● **Written exercise**
Select every line below containing the word "paid".

start Given data

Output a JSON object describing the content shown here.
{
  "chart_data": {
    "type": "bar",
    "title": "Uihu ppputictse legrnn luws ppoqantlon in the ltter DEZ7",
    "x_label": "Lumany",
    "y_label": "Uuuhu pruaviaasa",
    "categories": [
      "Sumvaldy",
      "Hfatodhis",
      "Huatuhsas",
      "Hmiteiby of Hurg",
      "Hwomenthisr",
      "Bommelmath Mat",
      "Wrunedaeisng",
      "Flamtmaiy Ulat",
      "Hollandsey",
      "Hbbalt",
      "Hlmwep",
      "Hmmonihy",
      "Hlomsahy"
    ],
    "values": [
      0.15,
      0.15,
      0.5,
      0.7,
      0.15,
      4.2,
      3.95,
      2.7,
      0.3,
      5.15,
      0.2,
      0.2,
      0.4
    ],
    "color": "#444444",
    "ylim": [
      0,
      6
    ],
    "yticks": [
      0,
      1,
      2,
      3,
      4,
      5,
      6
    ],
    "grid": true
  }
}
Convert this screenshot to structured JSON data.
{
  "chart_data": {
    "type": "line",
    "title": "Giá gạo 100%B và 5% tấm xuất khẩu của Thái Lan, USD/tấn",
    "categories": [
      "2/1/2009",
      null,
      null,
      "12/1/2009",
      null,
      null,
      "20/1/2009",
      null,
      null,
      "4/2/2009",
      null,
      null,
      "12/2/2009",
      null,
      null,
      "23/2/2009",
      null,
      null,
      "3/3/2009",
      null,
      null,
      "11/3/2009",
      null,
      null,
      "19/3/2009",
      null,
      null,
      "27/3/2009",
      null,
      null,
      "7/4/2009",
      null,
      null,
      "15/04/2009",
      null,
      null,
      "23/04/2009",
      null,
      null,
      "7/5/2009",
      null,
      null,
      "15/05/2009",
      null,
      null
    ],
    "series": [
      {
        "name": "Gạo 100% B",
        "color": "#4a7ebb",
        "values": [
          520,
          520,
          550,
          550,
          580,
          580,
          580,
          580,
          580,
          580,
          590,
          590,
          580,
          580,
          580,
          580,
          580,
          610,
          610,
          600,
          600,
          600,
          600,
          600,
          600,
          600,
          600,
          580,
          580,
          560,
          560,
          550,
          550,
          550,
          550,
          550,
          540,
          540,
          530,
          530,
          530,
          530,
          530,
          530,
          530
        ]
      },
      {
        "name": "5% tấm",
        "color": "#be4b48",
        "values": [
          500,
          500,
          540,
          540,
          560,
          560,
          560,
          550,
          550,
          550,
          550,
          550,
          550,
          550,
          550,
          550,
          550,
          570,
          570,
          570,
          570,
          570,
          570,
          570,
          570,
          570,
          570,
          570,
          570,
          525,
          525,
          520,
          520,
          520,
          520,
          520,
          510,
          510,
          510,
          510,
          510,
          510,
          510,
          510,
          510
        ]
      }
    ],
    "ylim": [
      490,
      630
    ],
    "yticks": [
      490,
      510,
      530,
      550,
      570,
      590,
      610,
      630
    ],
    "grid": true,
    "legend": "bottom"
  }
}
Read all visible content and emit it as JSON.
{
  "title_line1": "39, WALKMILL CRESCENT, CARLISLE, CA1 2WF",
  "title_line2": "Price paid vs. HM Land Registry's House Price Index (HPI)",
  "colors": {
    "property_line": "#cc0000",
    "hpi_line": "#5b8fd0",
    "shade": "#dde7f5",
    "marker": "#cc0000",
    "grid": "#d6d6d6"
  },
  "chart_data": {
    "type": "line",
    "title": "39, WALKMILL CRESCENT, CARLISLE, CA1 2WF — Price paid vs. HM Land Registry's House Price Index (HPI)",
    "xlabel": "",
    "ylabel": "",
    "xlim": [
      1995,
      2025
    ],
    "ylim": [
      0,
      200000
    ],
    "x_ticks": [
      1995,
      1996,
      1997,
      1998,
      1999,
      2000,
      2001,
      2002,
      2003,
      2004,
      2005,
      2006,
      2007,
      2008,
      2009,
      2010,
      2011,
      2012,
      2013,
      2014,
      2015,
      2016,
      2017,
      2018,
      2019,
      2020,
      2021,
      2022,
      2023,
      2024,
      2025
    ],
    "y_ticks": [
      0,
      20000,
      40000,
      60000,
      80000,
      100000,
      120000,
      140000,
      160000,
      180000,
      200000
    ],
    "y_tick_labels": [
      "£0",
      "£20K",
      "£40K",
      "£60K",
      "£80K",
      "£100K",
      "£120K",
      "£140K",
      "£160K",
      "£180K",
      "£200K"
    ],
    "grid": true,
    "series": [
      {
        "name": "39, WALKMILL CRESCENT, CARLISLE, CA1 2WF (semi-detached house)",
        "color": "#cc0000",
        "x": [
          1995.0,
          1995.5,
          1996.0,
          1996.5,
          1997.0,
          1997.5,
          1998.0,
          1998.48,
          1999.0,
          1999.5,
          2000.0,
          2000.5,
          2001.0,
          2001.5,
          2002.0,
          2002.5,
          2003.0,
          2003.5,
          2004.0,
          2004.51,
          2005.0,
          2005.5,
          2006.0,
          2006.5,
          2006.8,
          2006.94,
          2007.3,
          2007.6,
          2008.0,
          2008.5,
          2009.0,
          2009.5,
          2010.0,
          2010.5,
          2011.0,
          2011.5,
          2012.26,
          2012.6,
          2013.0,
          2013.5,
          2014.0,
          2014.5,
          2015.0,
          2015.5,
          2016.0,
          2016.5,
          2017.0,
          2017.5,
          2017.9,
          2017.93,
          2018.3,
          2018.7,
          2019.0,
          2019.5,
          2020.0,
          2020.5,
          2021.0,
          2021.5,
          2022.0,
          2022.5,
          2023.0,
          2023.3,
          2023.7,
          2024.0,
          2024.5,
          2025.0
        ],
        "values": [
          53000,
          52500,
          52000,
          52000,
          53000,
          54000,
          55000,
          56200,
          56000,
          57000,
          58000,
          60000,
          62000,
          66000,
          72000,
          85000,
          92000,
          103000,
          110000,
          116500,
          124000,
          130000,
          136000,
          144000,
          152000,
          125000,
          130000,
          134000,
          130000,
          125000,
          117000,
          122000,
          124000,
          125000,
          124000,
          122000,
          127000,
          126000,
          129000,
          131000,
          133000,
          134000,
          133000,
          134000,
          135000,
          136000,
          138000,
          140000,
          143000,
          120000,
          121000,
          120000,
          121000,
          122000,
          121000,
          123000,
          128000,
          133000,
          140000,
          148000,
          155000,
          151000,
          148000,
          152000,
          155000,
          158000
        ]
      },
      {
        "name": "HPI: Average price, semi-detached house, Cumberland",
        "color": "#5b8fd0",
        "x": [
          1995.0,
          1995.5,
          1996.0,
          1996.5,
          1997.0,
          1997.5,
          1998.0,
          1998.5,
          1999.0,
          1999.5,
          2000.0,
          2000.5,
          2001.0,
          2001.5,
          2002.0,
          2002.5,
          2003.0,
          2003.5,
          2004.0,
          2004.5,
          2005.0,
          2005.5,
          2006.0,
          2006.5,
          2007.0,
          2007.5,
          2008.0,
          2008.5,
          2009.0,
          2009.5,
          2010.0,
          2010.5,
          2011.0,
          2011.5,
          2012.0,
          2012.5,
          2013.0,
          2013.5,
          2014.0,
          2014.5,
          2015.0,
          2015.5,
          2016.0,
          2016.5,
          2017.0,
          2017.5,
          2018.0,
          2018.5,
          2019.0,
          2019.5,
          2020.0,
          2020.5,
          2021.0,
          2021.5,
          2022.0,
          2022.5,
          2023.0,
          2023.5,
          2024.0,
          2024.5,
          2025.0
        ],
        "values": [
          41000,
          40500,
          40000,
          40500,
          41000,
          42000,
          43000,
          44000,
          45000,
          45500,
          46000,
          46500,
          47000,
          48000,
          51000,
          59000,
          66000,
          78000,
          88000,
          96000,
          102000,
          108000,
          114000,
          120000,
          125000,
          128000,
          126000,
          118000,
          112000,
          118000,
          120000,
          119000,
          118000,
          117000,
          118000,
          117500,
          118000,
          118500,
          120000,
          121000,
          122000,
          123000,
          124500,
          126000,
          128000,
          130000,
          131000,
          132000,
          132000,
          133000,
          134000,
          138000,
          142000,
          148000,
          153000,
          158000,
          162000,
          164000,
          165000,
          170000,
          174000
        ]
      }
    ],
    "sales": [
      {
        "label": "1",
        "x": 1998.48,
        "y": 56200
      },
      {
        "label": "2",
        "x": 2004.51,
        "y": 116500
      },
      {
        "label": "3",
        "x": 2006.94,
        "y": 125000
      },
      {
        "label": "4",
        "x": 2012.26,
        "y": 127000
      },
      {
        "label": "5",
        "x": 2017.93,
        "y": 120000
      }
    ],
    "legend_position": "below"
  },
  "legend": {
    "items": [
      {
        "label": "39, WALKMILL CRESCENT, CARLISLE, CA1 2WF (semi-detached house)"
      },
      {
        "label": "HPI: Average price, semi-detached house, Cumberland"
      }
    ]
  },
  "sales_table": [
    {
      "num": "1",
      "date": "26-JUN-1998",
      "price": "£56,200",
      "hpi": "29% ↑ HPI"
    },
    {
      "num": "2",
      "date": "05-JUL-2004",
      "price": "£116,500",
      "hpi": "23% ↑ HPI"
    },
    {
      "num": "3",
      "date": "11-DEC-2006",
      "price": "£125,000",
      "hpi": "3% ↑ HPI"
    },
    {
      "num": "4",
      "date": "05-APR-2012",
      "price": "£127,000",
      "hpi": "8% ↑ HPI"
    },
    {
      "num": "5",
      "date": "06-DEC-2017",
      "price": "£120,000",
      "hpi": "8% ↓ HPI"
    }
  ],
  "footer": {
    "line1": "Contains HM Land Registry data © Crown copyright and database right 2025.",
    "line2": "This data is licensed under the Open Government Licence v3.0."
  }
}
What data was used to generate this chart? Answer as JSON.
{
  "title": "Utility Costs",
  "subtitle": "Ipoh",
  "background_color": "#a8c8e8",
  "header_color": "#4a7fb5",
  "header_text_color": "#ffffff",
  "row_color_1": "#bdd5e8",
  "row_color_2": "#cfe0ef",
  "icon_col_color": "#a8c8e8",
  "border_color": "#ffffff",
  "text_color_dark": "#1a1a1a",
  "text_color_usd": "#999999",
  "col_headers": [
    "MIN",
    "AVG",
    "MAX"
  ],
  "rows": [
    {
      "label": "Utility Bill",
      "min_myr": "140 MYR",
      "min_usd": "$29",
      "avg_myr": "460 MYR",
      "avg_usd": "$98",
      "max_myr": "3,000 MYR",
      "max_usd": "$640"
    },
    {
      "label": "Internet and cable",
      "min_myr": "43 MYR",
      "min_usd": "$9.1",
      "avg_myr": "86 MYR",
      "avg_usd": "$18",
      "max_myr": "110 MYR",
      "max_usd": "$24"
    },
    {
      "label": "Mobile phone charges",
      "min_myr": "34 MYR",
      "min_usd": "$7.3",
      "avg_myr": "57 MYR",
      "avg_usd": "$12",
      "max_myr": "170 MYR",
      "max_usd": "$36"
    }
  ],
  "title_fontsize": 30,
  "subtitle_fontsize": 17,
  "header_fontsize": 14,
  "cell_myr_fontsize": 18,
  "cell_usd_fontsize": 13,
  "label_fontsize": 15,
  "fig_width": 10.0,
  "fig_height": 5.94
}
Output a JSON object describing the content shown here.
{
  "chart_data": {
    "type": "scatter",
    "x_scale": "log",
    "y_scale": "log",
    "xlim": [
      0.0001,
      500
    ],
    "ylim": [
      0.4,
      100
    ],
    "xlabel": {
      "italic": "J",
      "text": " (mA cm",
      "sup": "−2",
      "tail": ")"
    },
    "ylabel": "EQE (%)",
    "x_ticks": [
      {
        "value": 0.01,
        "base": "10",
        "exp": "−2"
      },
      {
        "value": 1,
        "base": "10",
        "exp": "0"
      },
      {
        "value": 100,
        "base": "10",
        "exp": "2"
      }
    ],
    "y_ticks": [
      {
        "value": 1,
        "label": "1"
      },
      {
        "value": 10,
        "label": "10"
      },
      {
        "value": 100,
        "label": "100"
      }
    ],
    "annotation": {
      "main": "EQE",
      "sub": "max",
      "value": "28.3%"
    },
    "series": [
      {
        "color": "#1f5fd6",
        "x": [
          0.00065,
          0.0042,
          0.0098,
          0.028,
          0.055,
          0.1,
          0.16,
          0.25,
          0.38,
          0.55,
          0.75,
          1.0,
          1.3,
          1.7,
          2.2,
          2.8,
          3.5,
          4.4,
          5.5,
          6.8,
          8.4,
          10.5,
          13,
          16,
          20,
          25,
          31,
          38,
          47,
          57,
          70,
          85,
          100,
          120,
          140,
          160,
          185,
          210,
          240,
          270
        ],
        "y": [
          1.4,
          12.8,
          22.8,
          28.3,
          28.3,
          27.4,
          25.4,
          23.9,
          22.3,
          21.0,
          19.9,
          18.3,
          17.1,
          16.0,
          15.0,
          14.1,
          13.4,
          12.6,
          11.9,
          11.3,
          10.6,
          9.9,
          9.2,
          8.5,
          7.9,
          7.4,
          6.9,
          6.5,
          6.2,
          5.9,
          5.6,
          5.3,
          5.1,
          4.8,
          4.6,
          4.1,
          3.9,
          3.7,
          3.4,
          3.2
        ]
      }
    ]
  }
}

end Given data

● **Written reply**
  "title_line2": "Price paid vs. HM Land Registry's House Price Index (HPI)",
    "title": "39, WALKMILL CRESCENT, CARLISLE, CA1 2WF — Price paid vs. HM Land Registry's House Price Index (HPI)",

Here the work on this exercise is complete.